SET PROBLEM:
Every entry needs to be printed exactly, please.

INFORMATION SHOWN:

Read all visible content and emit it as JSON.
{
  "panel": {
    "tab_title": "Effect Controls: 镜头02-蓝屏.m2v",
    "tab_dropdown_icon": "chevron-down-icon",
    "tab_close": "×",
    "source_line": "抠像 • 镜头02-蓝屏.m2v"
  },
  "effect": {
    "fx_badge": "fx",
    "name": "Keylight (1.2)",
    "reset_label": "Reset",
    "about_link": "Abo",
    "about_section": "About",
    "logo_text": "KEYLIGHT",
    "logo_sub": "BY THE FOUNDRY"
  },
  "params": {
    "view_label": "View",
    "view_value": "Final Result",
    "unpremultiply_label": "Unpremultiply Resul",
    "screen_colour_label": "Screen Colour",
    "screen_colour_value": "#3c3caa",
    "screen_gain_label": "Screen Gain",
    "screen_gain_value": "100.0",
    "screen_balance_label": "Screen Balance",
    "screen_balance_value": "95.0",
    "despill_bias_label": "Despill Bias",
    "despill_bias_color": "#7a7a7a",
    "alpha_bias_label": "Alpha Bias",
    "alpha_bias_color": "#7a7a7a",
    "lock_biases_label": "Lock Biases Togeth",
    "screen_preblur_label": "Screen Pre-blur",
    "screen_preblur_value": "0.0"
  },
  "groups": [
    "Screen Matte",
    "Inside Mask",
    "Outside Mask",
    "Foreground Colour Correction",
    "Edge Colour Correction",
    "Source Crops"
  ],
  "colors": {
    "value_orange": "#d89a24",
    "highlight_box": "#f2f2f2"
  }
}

CORRECT ANSWER:
Read all visible content and emit it as JSON.
{
  "panel": {
    "tab_title": "Effect Controls: 镜头02-蓝屏.m2v",
    "tab_dropdown_icon": "chevron-down-icon",
    "tab_close": "×",
    "source_line": "抠像 • 镜头02-蓝屏.m2v"
  },
  "effect": {
    "fx_badge": "fx",
    "name": "Keylight (1.2)",
    "reset_label": "Reset",
    "about_link": "Abo",
    "about_section": "About",
    "logo_text": "KEYLIGHT",
    "logo_sub": "BY THE FOUNDRY"
  },
  "params": {
    "view_label": "View",
    "view_value": "Final Result",
    "unpremultiply_label": "Unpremultiply Resul",
    "screen_colour_label": "Screen Colour",
    "screen_colour_value": "#3c3caa",
    "screen_gain_label": "Screen Gain",
    "screen_gain_value": "100.0",
    "screen_balance_label": "Screen Balance",
    "screen_balance_value": "95.0",
    "despill_bias_label": "Despill Bias",
    "despill_bias_color": "#7a7a7a",
    "alpha_bias_label": "Alpha Bias",
    "alpha_bias_color": "#7a7a7a",
    "lock_biases_label": "Lock Biases Togeth",
    "screen_preblur_label": "Screen Pre-blur",
    "screen_preblur_value": "0.0"
  },
  "groups": [
    "Screen Matte",
    "Inside Mask",
    "Outside Mask",
    "Foreground Colour Correction",
    "Edge Colour Correction",
    "Source Crops"
  ],
  "colors": {
    "value_orange": "#d89a24",
    "highlight_box": "#f2f2f2"
  }
}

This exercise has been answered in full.